- WHAT TO WORK ON
In the listing below, find every line with the string "JSON" and pull it out.

::: DATA FOR THIS TASK

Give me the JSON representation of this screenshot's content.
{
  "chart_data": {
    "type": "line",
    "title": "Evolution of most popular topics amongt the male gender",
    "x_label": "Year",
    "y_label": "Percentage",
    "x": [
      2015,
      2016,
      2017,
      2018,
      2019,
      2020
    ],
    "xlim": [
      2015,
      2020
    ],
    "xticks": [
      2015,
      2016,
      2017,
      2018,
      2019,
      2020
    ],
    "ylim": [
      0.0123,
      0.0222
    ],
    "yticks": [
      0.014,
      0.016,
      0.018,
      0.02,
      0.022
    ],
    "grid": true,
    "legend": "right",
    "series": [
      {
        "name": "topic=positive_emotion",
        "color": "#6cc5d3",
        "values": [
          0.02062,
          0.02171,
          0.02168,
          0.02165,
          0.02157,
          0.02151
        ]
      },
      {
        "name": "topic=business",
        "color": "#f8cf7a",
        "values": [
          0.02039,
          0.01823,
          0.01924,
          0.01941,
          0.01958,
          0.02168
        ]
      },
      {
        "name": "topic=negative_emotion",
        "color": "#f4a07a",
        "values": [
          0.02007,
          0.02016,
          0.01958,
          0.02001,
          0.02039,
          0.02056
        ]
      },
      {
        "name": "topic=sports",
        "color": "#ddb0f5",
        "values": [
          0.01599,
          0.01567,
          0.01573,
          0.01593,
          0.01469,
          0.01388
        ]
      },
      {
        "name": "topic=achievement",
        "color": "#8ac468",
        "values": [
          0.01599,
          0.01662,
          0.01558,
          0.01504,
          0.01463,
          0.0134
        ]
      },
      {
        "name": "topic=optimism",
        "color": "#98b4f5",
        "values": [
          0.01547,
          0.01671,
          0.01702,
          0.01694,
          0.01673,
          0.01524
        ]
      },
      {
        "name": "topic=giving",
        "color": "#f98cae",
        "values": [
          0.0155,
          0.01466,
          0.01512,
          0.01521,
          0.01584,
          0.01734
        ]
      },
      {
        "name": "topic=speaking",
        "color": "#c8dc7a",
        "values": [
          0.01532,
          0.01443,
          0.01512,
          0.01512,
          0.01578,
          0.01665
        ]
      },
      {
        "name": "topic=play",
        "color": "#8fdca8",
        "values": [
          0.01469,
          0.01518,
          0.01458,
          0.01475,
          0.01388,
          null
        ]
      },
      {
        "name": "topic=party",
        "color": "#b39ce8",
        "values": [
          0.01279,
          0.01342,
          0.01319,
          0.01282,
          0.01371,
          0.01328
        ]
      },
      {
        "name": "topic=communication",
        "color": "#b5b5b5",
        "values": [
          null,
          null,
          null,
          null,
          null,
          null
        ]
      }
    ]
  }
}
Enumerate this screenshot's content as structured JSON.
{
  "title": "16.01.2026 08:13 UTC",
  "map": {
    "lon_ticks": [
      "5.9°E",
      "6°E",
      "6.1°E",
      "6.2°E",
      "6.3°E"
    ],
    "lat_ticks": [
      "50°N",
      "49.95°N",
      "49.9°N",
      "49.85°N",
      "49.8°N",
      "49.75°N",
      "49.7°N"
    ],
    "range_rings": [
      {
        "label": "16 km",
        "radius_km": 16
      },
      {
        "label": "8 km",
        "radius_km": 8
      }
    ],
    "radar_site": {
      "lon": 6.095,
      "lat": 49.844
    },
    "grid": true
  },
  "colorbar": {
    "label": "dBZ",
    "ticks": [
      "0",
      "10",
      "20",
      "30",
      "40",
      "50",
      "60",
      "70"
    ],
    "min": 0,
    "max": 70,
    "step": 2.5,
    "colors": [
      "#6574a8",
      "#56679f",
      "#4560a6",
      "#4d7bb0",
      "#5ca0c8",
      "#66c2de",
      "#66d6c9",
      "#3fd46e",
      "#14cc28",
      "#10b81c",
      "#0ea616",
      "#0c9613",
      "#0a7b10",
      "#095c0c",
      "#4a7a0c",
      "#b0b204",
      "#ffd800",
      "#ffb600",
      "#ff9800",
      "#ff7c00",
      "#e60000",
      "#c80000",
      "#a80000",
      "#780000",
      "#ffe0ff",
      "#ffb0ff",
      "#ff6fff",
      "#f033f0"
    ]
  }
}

::::::
::: DATA FOR THIS TASK

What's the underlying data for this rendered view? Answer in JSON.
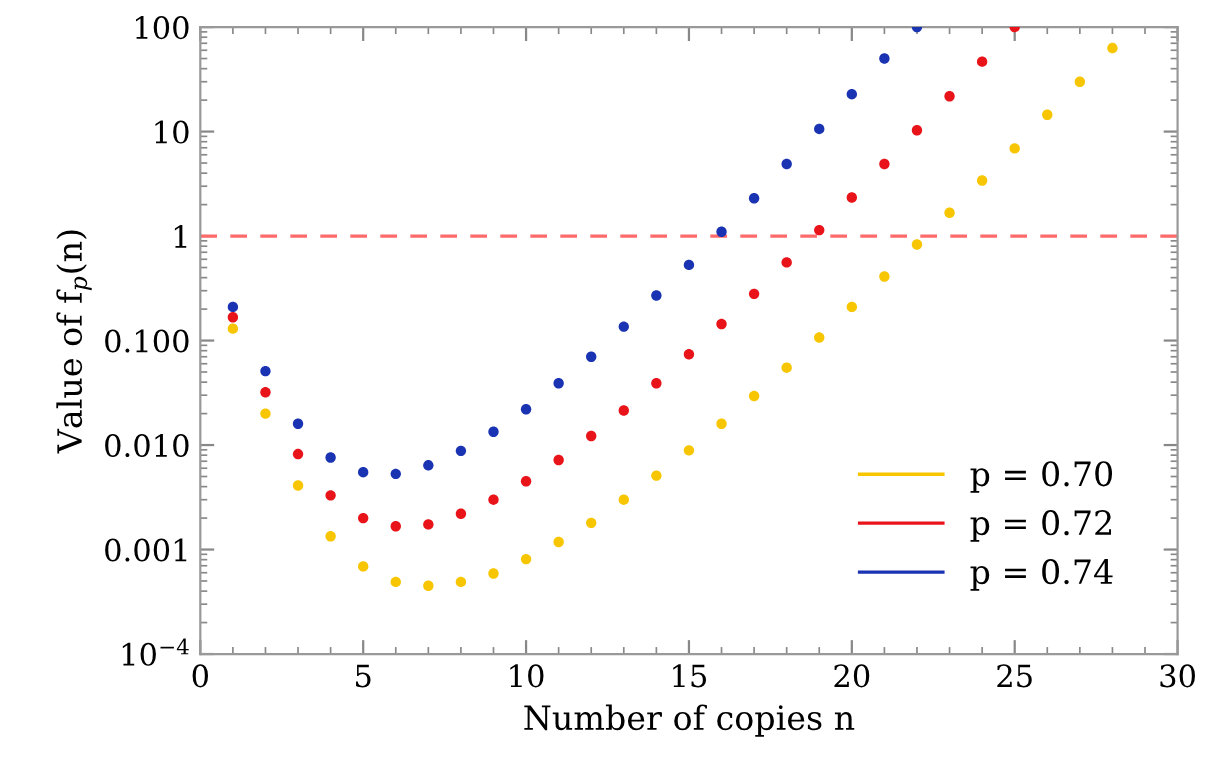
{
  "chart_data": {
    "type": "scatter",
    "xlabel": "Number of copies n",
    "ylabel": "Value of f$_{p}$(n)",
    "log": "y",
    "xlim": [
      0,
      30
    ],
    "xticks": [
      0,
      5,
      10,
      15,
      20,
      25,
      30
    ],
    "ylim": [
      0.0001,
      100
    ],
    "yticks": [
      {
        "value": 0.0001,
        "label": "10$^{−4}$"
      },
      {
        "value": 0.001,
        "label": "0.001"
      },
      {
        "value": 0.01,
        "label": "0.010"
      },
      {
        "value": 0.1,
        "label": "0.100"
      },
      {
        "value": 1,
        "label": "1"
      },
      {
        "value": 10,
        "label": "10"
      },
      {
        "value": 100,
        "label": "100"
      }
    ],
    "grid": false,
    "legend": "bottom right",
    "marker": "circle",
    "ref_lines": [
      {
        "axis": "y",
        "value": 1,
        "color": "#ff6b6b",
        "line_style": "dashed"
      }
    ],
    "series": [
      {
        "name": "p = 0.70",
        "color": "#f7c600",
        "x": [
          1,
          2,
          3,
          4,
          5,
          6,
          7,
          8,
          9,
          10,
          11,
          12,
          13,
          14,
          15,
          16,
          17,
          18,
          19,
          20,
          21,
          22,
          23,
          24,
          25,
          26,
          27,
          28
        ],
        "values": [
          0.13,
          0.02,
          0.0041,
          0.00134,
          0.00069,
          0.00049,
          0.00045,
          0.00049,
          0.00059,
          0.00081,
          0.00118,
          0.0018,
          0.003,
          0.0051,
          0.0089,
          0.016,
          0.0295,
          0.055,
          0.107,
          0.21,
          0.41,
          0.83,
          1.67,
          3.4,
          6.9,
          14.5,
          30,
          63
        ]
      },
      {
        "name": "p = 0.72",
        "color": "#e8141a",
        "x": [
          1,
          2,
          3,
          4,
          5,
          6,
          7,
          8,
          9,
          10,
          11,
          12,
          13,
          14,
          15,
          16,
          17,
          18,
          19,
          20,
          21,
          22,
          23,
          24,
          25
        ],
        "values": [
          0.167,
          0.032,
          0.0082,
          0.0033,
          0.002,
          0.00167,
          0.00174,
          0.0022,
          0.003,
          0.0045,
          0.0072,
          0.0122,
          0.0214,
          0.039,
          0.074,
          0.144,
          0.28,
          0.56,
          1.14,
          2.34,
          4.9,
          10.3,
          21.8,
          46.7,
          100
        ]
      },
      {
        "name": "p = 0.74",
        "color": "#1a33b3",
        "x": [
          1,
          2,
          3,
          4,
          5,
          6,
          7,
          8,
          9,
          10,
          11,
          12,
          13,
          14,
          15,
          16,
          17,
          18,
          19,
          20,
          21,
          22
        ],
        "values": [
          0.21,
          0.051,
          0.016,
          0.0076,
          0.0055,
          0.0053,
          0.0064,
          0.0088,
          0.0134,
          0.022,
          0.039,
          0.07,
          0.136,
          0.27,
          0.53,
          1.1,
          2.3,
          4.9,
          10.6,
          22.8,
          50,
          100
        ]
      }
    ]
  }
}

::::::

- IN RESPONSE
Give me the JSON representation of this screenshot's content.
Enumerate this screenshot's content as structured JSON.
What's the underlying data for this rendered view? Answer in JSON.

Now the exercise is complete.